Task requirements: Copy out each line exactly; pictures stay out of the copy.

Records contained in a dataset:
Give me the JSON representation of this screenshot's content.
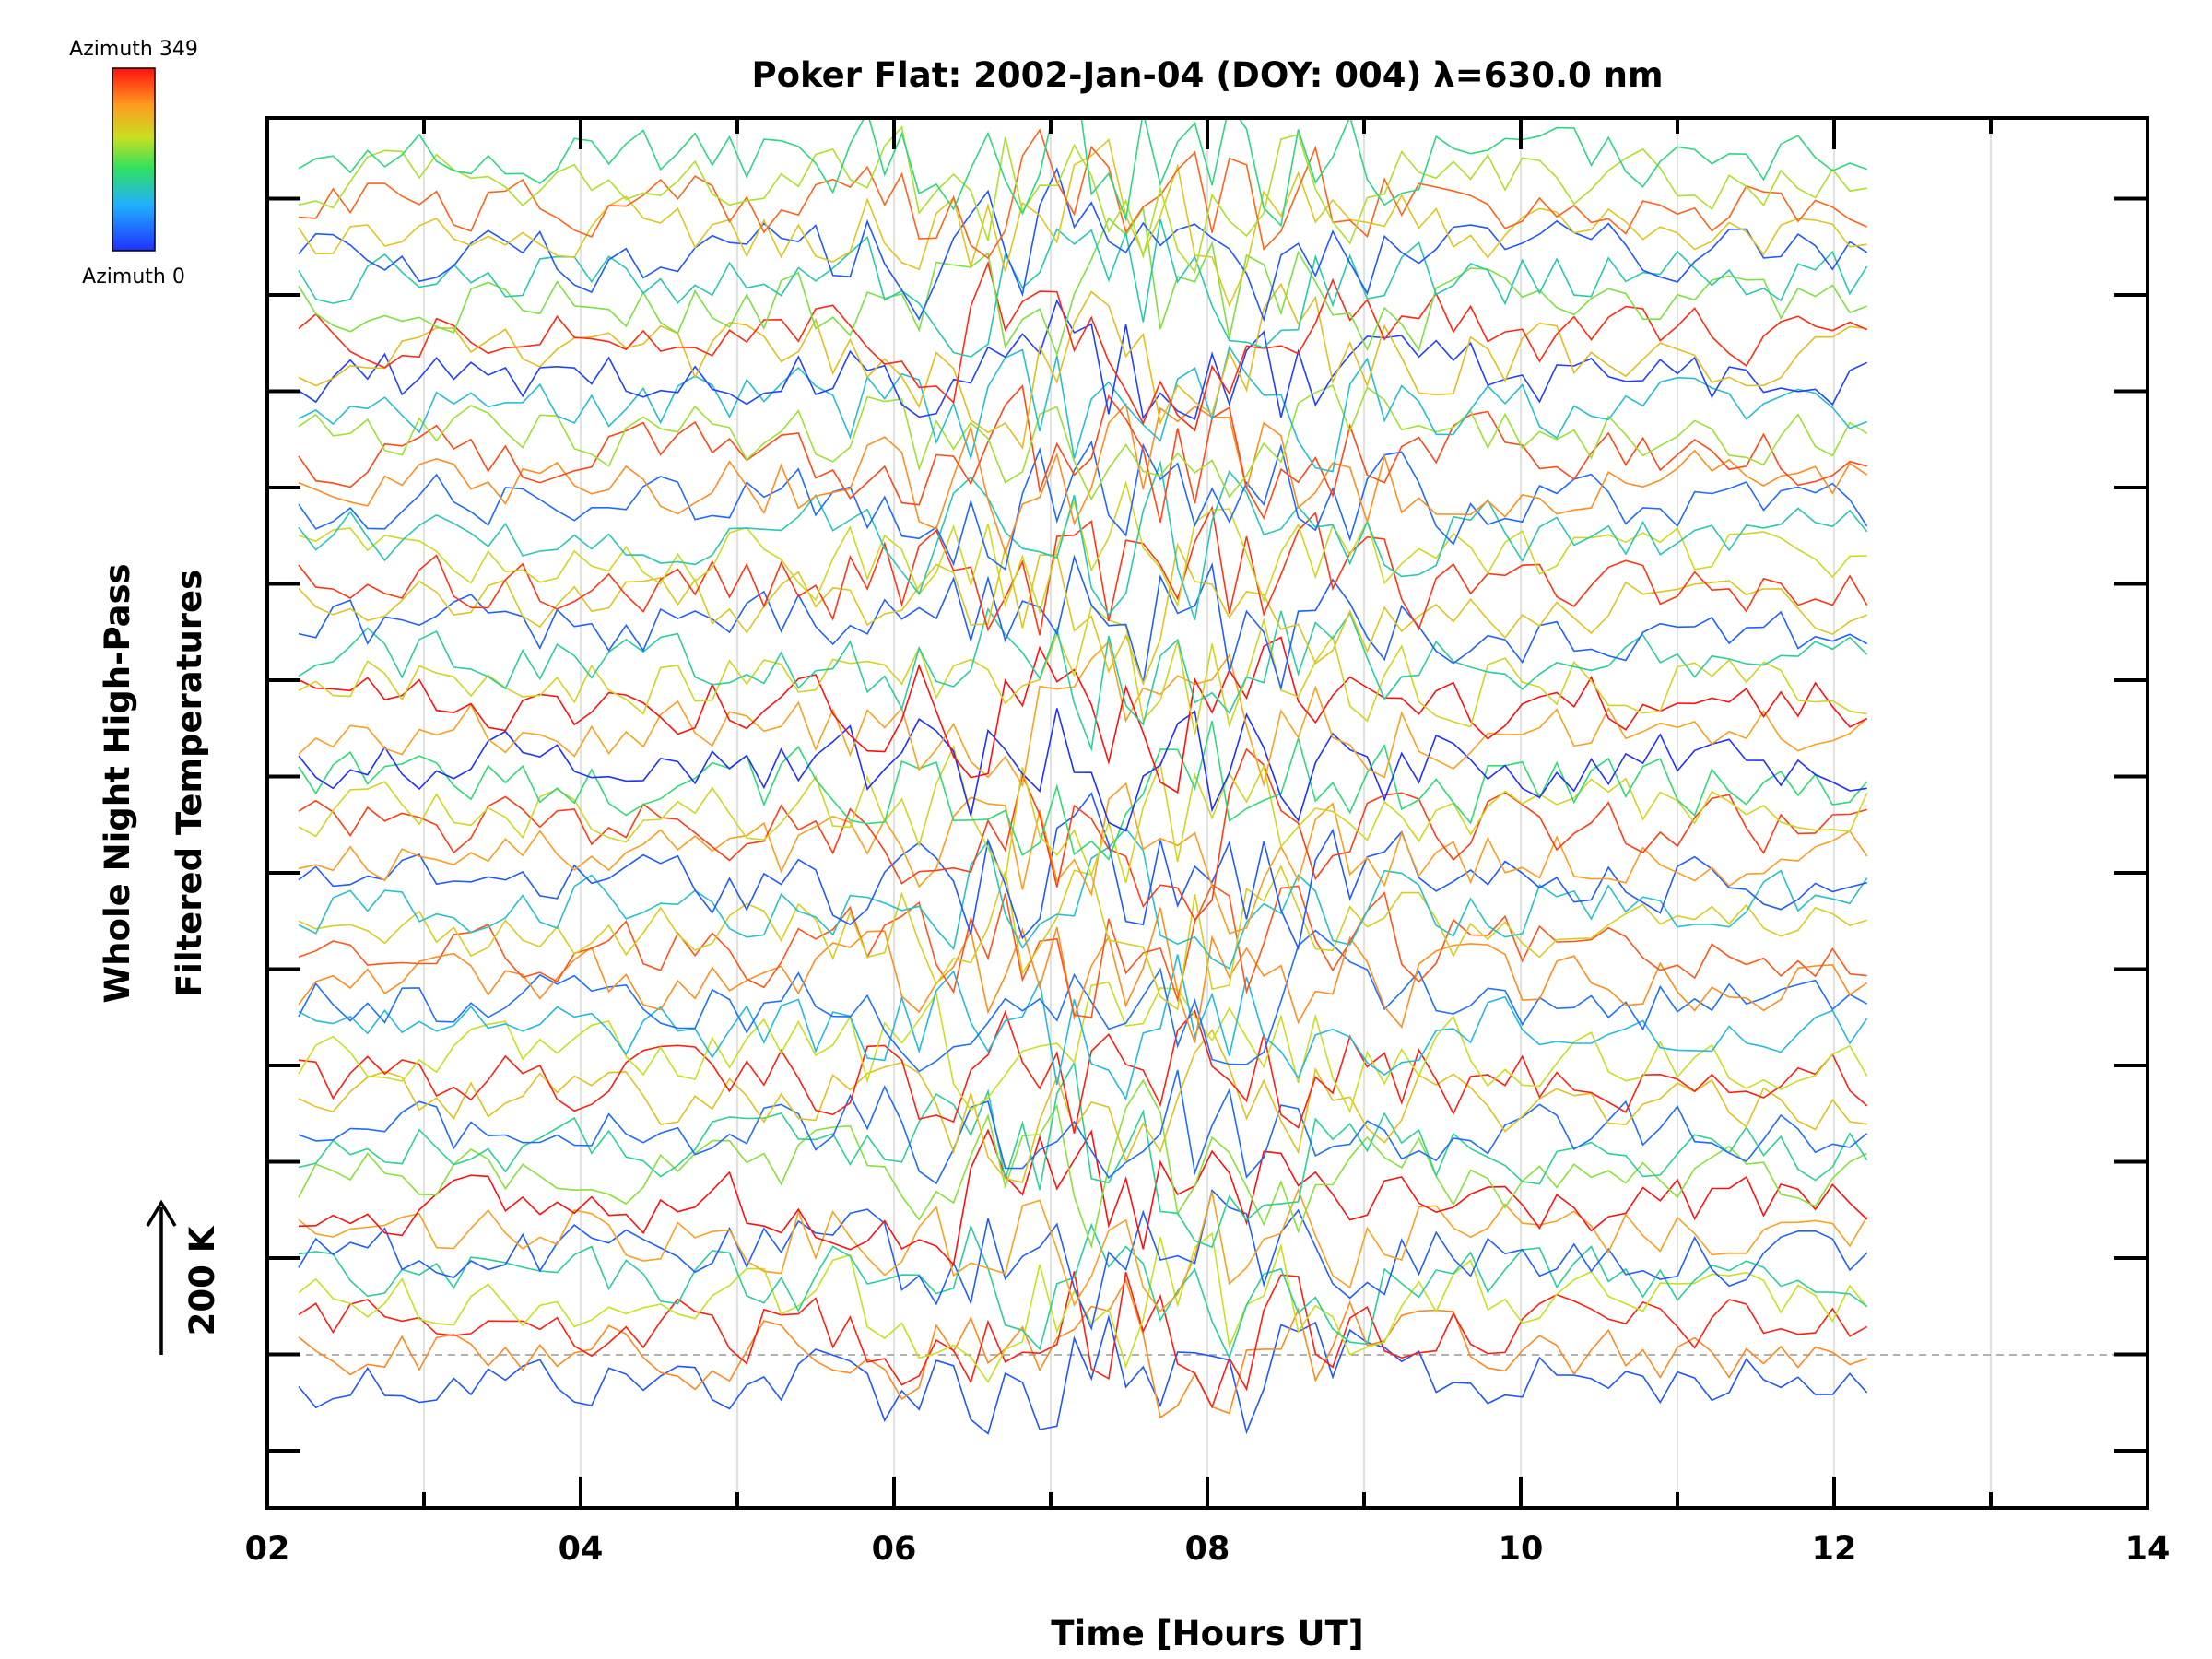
{
  "chart_data": {
    "type": "line",
    "title": "Poker Flat: 2002-Jan-04 (DOY: 004) λ=630.0 nm",
    "xlabel": "Time [Hours UT]",
    "ylabel_line1": "Whole Night High-Pass",
    "ylabel_line2": "Filtered Temperatures",
    "scale_label": "200 K",
    "xlim": [
      2,
      14
    ],
    "xticks": [
      "02",
      "04",
      "06",
      "08",
      "10",
      "12",
      "14"
    ],
    "data_range_hours": [
      2.2,
      12.25
    ],
    "colorbar": {
      "top_label": "Azimuth 349",
      "bottom_label": "Azimuth 0",
      "min": 0,
      "max": 349,
      "colormap": "rainbow"
    },
    "series_count": 50,
    "grid_vertical": true,
    "reference_dashed_line": true
  }
}
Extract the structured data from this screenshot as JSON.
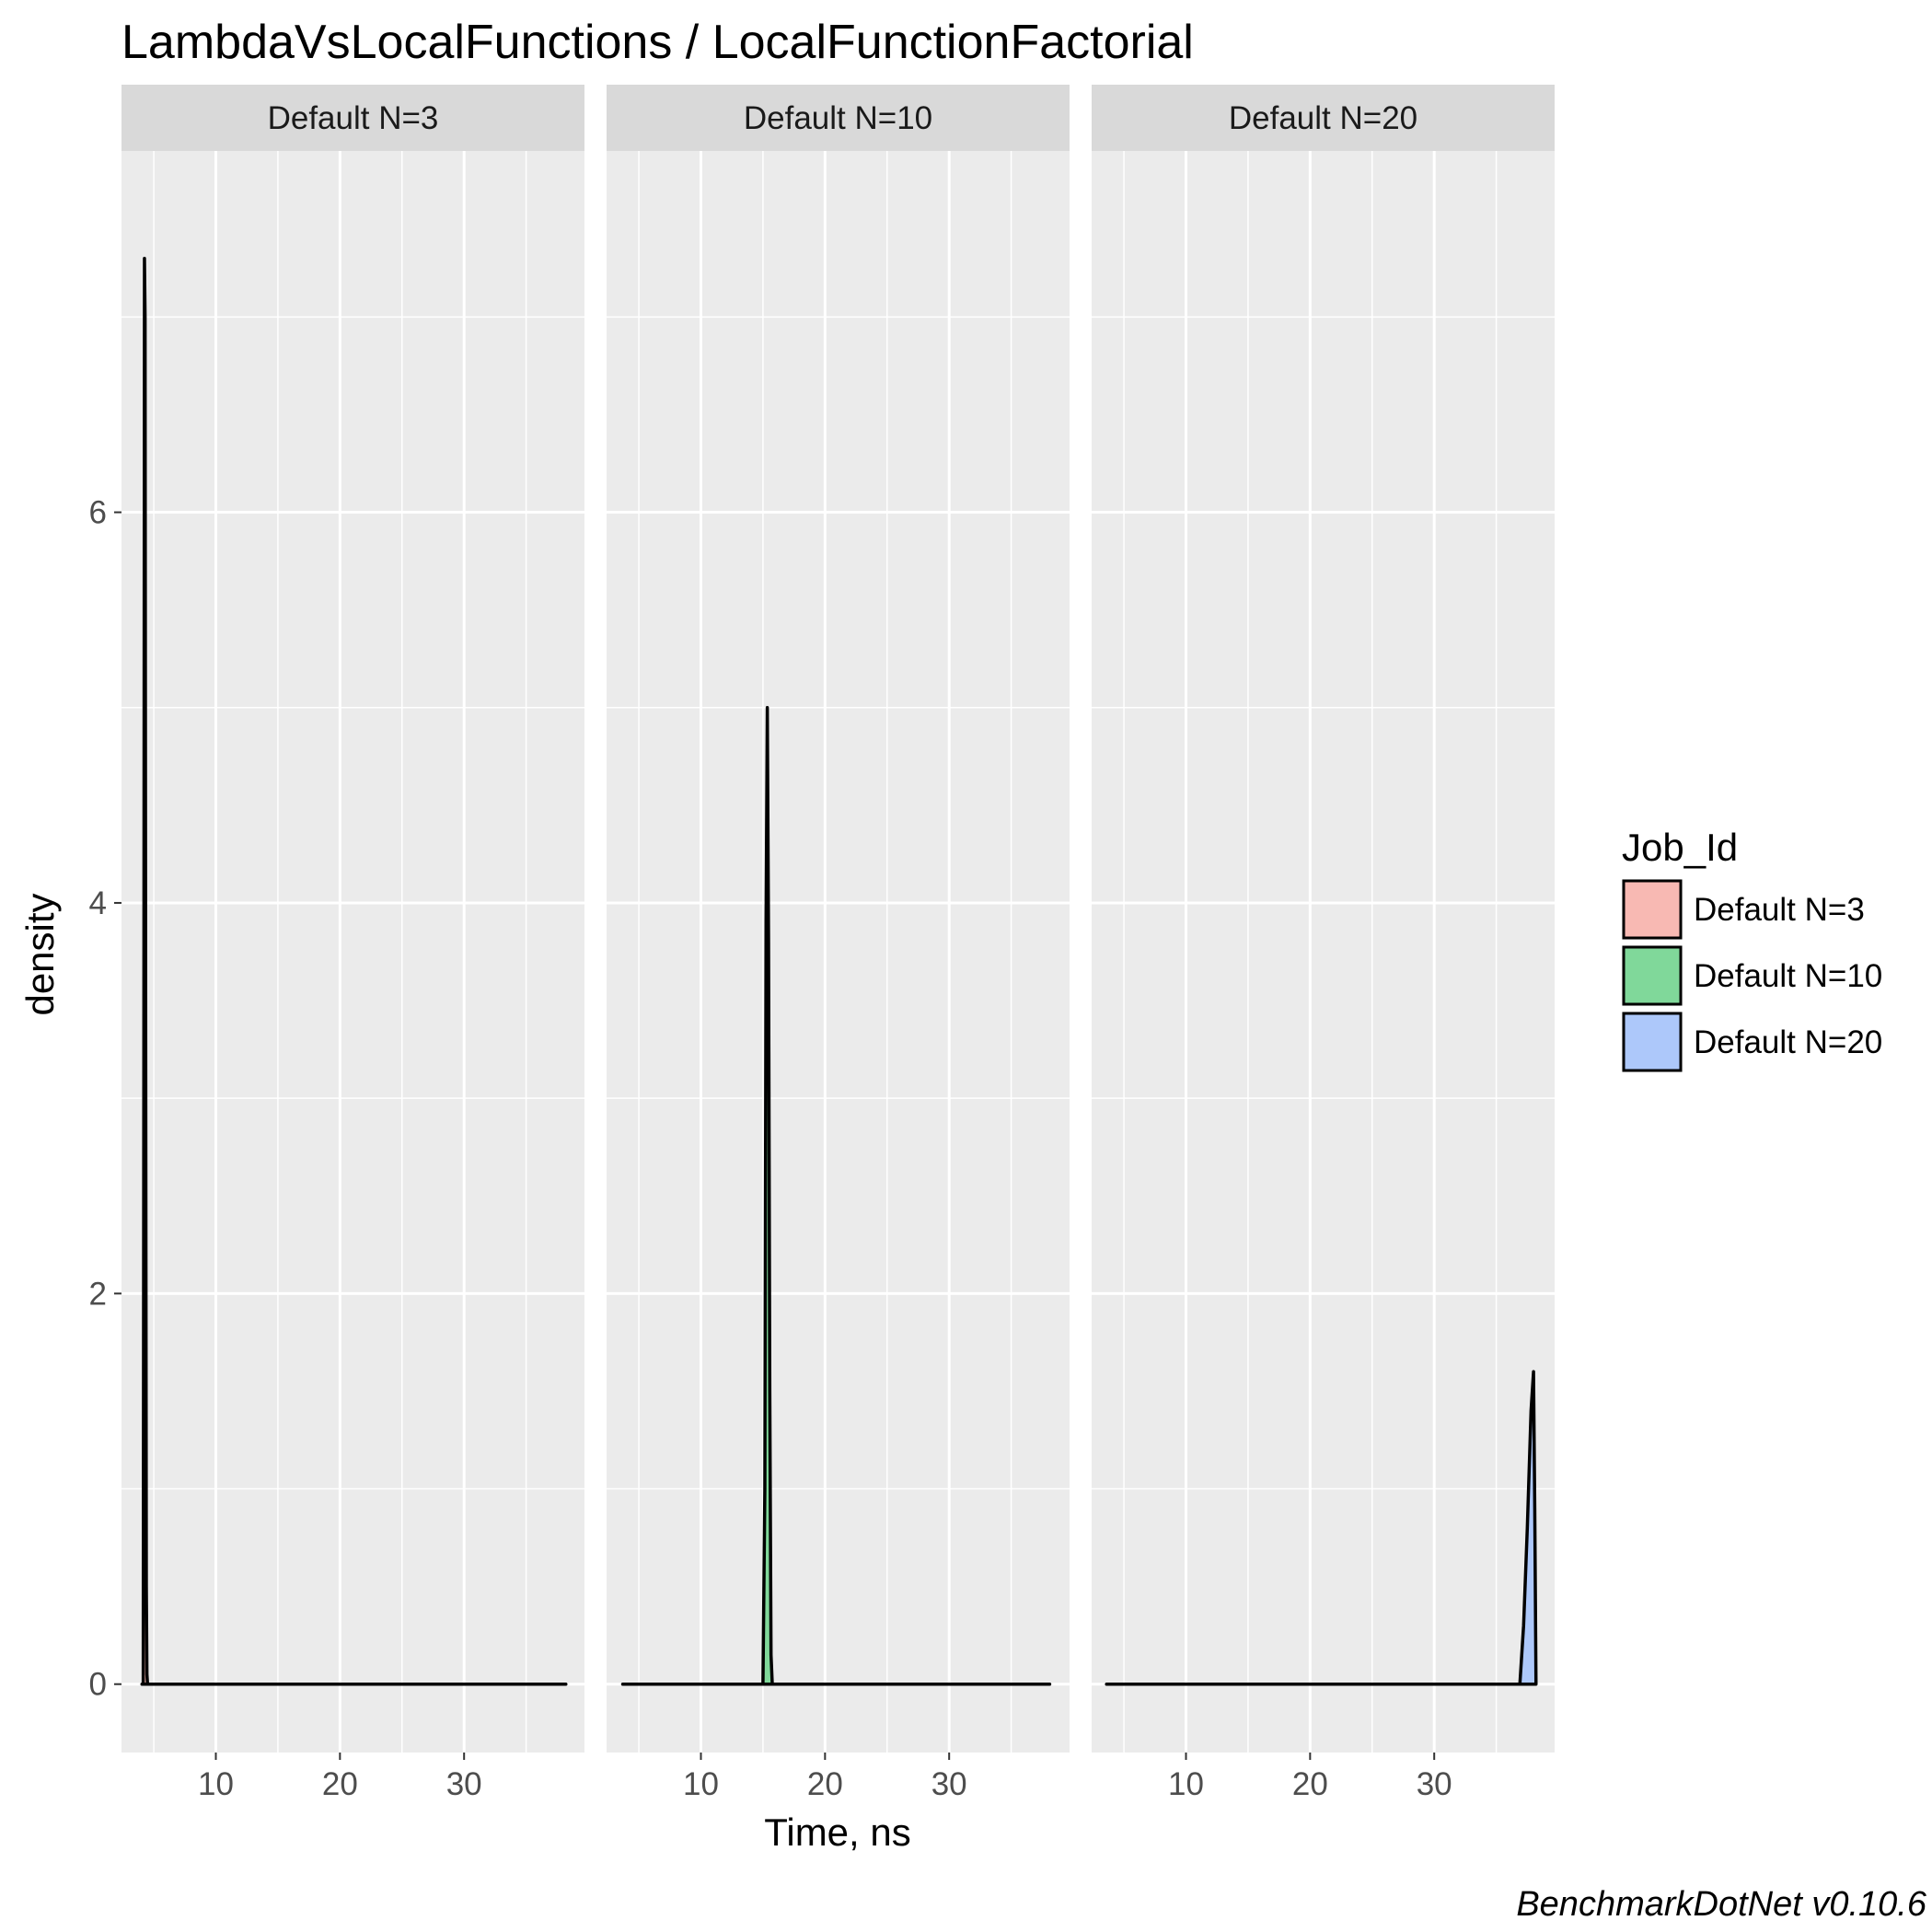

Solution to the exercise:
Give me the JSON representation of this screenshot's content.
{
  "chart_data": {
    "type": "line",
    "title": "Poker Flat: 2002-Jan-04 (DOY: 004) λ=630.0 nm",
    "xlabel": "Time [Hours UT]",
    "ylabel_line1": "Whole Night High-Pass",
    "ylabel_line2": "Filtered Temperatures",
    "scale_label": "200 K",
    "xlim": [
      2,
      14
    ],
    "xticks": [
      "02",
      "04",
      "06",
      "08",
      "10",
      "12",
      "14"
    ],
    "data_range_hours": [
      2.2,
      12.25
    ],
    "colorbar": {
      "top_label": "Azimuth 349",
      "bottom_label": "Azimuth 0",
      "min": 0,
      "max": 349,
      "colormap": "rainbow"
    },
    "series_count": 50,
    "grid_vertical": true,
    "reference_dashed_line": true
  }
}
Extract the structured data from this screenshot as JSON.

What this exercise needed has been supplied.